→ Your goal:
Report all lines from the entries below in which "mail" appears.

==== Input

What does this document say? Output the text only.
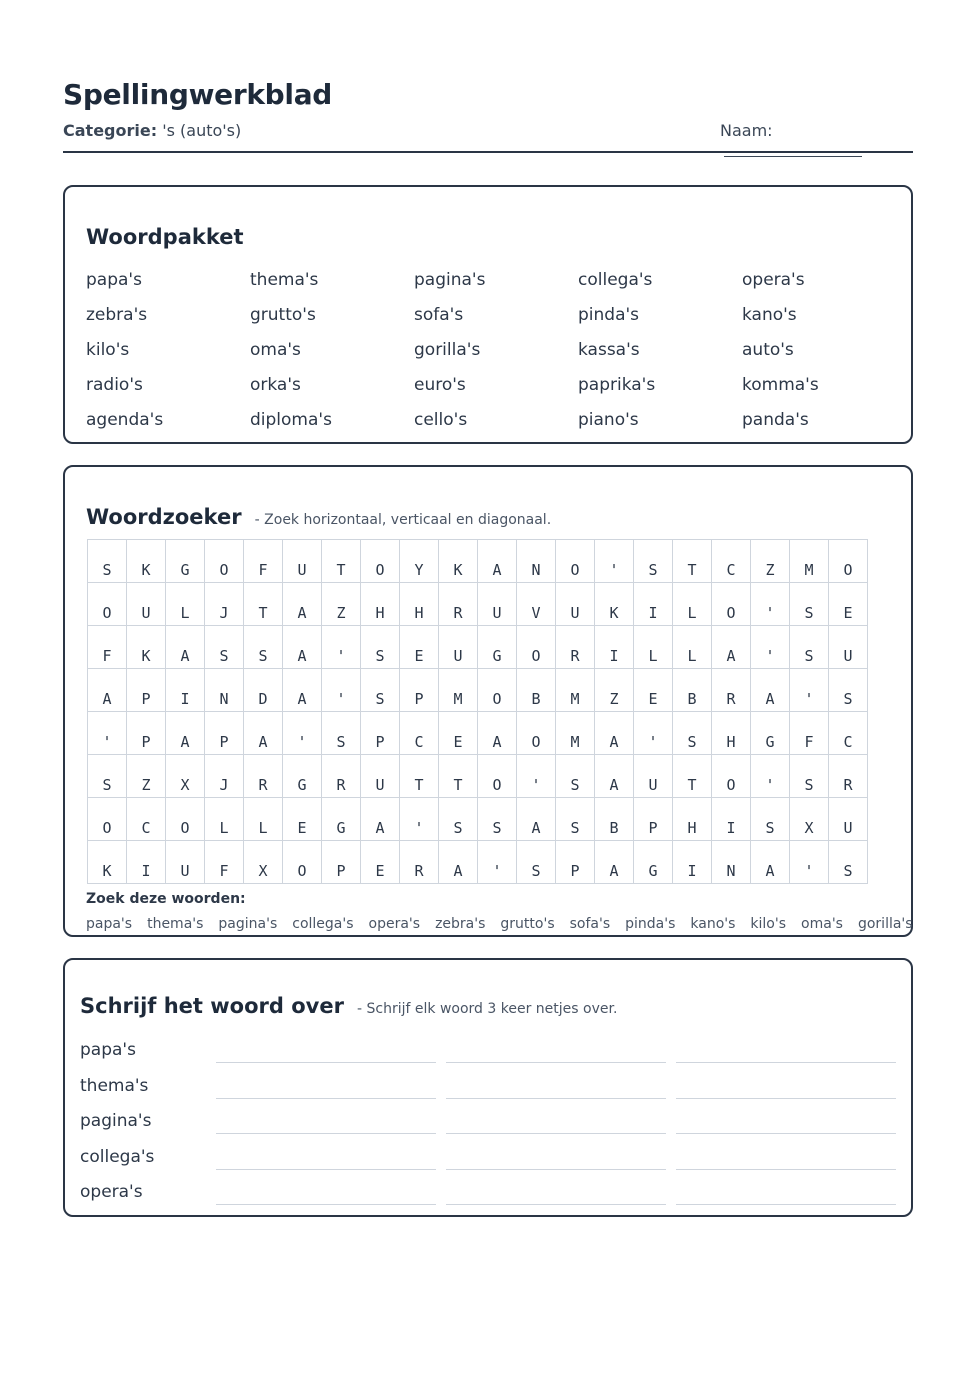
Spellingwerkblad
Categorie: 's (auto's)	Naam:
Woordpakket
papa's	thema's	pagina's	collega's	opera's
zebra's	grutto's	sofa's	pinda's	kano's
kilo's	oma's	gorilla's	kassa's	auto's
radio's	orka's	euro's	paprika's	komma's
agenda's	diploma's	cello's	piano's	panda's
Woordzoeker - Zoek horizontaal, verticaal en diagonaal.
S	K	G	O	F	U	T	O	Y	K	A	N	O	'	S	T	C	Z	M	O
O	U	L	J	T	A	Z	H	H	R	U	V	U	K	I	L	O	'	S	E
F	K	A	S	S	A	'	S	E	U	G	O	R	I	L	L	A	'	S	U
A	P	I	N	D	A	'	S	P	M	O	B	M	Z	E	B	R	A	'	S
'	P	A	P	A	'	S	P	C	E	A	O	M	A	'	S	H	G	F	C
S	Z	X	J	R	G	R	U	T	T	O	'	S	A	U	T	O	'	S	R
O	C	O	L	L	E	G	A	'	S	S	A	S	B	P	H	I	S	X	U
K	I	U	F	X	O	P	E	R	A	'	S	P	A	G	I	N	A	'	S
Zoek deze woorden:
papa's thema's pagina's collega's opera's zebra's grutto's sofa's pinda's kano's kilo's oma's gorilla's
Schrijf het woord over - Schrijf elk woord 3 keer netjes over.
papa's
thema's
pagina's
collega's
opera's
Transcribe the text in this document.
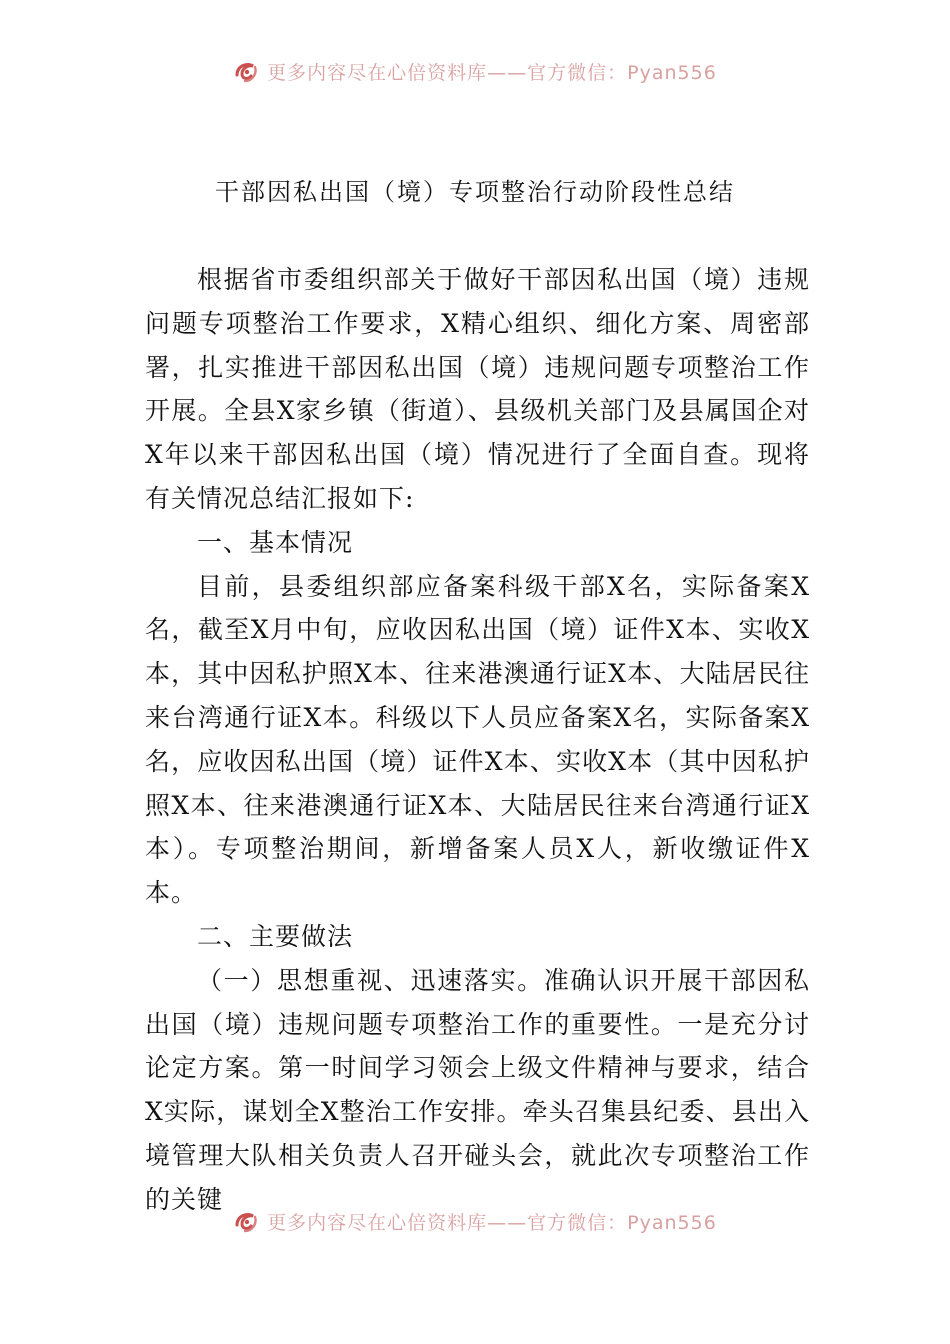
更多内容尽在心倍资料库——官方微信：Pyan556
干部因私出国（境）专项整治行动阶段性总结

根据省市委组织部关于做好干部因私出国（境）违规问题专项整治工作要求，X精心组织、细化方案、周密部署，扎实推进干部因私出国（境）违规问题专项整治工作开展。全县X家乡镇（街道）、县级机关部门及县属国企对X年以来干部因私出国（境）情况进行了全面自查。现将有关情况总结汇报如下:

一、基本情况

目前，县委组织部应备案科级干部X名，实际备案X名，截至X月中旬，应收因私出国（境）证件X本、实收X本，其中因私护照X本、往来港澳通行证X本、大陆居民往来台湾通行证X本。科级以下人员应备案X名，实际备案X名，应收因私出国（境）证件X本、实收X本（其中因私护照X本、往来港澳通行证X本、大陆居民往来台湾通行证X本）。专项整治期间，新增备案人员X人，新收缴证件X本。

二、主要做法

（一）思想重视、迅速落实。准确认识开展干部因私出国（境）违规问题专项整治工作的重要性。一是充分讨论定方案。第一时间学习领会上级文件精神与要求，结合X实际，谋划全X整治工作安排。牵头召集县纪委、县出入境管理大队相关负责人召开碰头会，就此次专项整治工作的关键

更多内容尽在心倍资料库——官方微信：Pyan556
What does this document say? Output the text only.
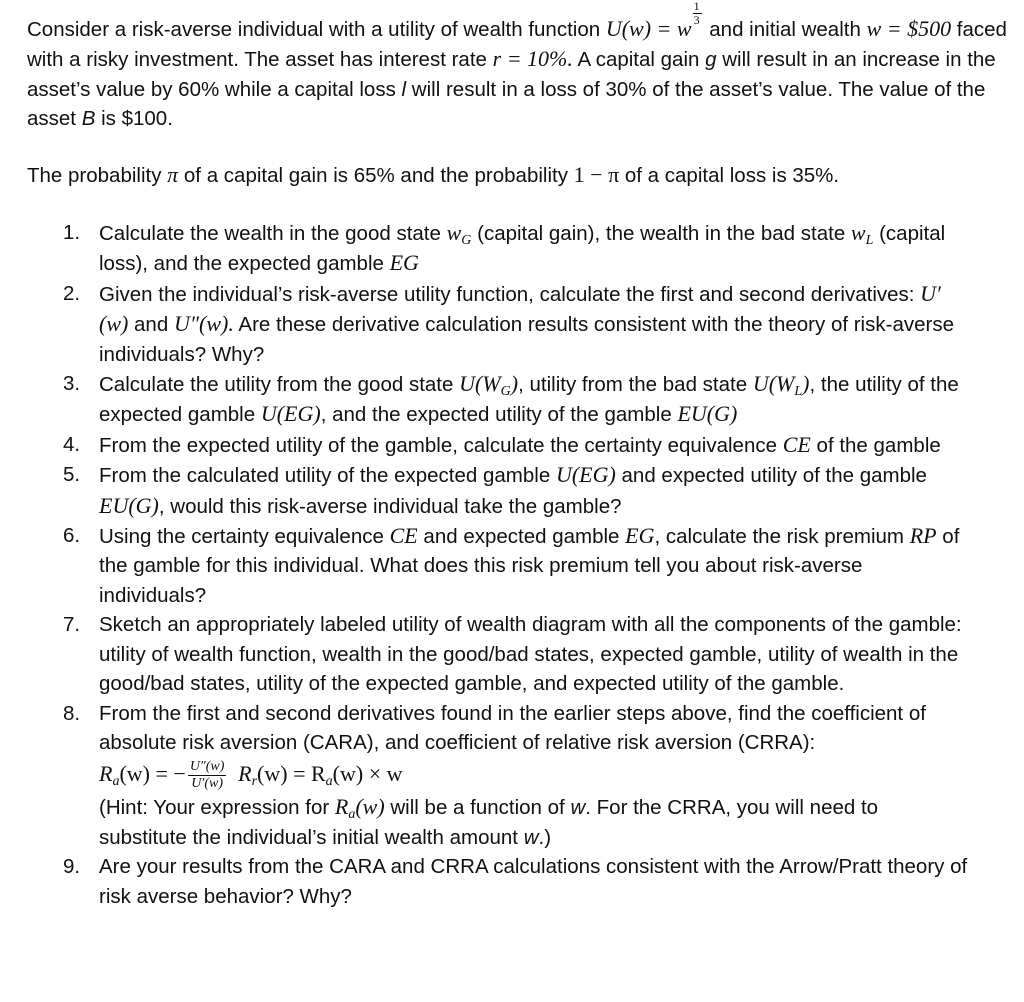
Consider a risk-averse individual with a utility of wealth function U(w) = w $\frac{1}{3}$ and initial wealth w = $500 faced with a risky investment. The asset has interest rate r = 10%. A capital gain g will result in an increase in the asset’s value by 60% while a capital loss l will result in a loss of 30% of the asset’s value. The value of the asset B is $100.

The probability π of a capital gain is 65% and the probability 1 − π of a capital loss is 35%.

1. Calculate the wealth in the good state $w_G$ (capital gain), the wealth in the bad state $w_L$ (capital loss), and the expected gamble EG
2. Given the individual’s risk-averse utility function, calculate the first and second derivatives: U′(w) and U″(w). Are these derivative calculation results consistent with the theory of risk-averse individuals? Why?
3. Calculate the utility from the good state $U(W_G)$, utility from the bad state $U(W_L)$, the utility of the expected gamble U(EG), and the expected utility of the gamble EU(G)
4. From the expected utility of the gamble, calculate the certainty equivalence CE of the gamble
5. From the calculated utility of the expected gamble U(EG) and expected utility of the gamble EU(G), would this risk-averse individual take the gamble?
6. Using the certainty equivalence CE and expected gamble EG, calculate the risk premium RP of the gamble for this individual. What does this risk premium tell you about risk-averse individuals?
7. Sketch an appropriately labeled utility of wealth diagram with all the components of the gamble: utility of wealth function, wealth in the good/bad states, expected gamble, utility of wealth in the good/bad states, utility of the expected gamble, and expected utility of the gamble.
8. From the first and second derivatives found in the earlier steps above, find the coefficient of absolute risk aversion (CARA), and coefficient of relative risk aversion (CRRA):
$R_a(w)$ = − $\frac{U''(w)}{U'(w)} R_r(w) = R_a(w) \times w$
(Hint: Your expression for $R_a(w)$ will be a function of w. For the CRRA, you will need to substitute the individual’s initial wealth amount w.)
9. Are your results from the CARA and CRRA calculations consistent with the Arrow/Pratt theory of risk averse behavior? Why?
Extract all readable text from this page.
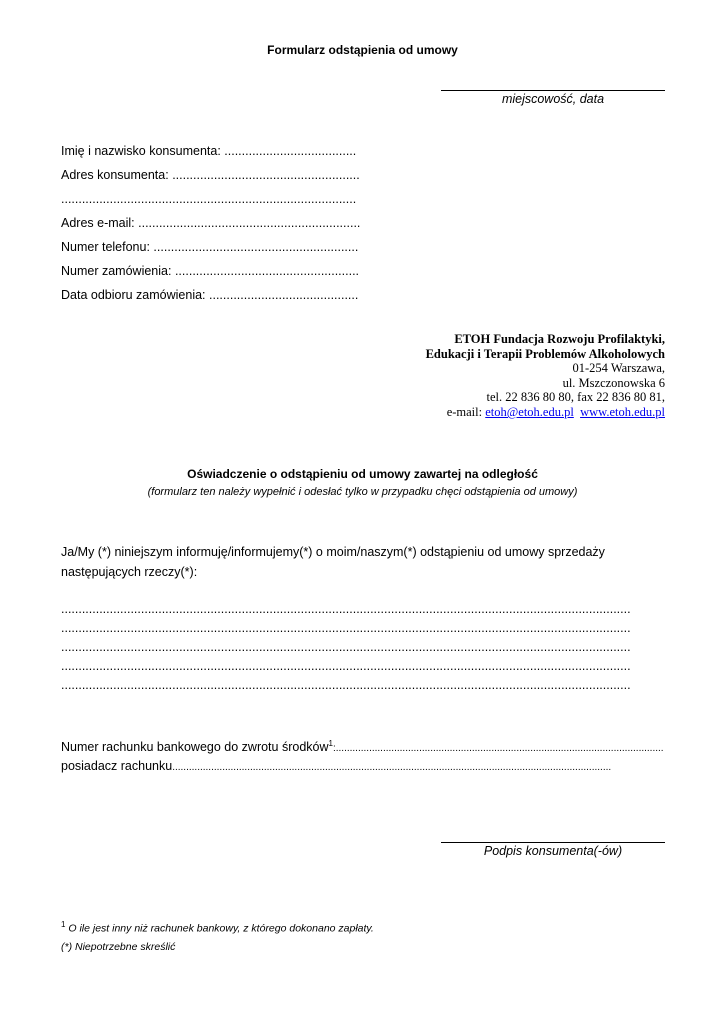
Formularz odstąpienia od umowy
miejscowość, data
Imię i nazwisko konsumenta: ......................................
Adres konsumenta: ......................................................
.....................................................................................
Adres e-mail: ................................................................
Numer telefonu: ...........................................................
Numer zamówienia: .....................................................
Data odbioru zamówienia: ...........................................
ETOH Fundacja Rozwoju Profilaktyki,
Edukacji i Terapii Problemów Alkoholowych
01-254 Warszawa,
ul. Mszczonowska 6
tel. 22 836 80 80, fax 22 836 80 81,
e-mail: etoh@etoh.edu.pl www.etoh.edu.pl
Oświadczenie o odstąpieniu od umowy zawartej na odległość
(formularz ten należy wypełnić i odesłać tylko w przypadku chęci odstąpienia od umowy)
Ja/My (*) niniejszym informuję/informujemy(*) o moim/naszym(*) odstąpieniu od umowy sprzedaży
następujących rzeczy(*):
....................................................................................................................................................................
....................................................................................................................................................................
....................................................................................................................................................................
....................................................................................................................................................................
....................................................................................................................................................................
Numer rachunku bankowego do zwrotu środków$^1$:......................................................................................................................
posiadacz rachunku..............................................................................................................................................................
Podpis konsumenta(-ów)
$^1$ O ile jest inny niż rachunek bankowy, z którego dokonano zapłaty.
(*) Niepotrzebne skreślić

========

→ Response to this exercise:
Adres e-mail: ................................................................
e-mail: etoh@etoh.edu.pl www.etoh.edu.pl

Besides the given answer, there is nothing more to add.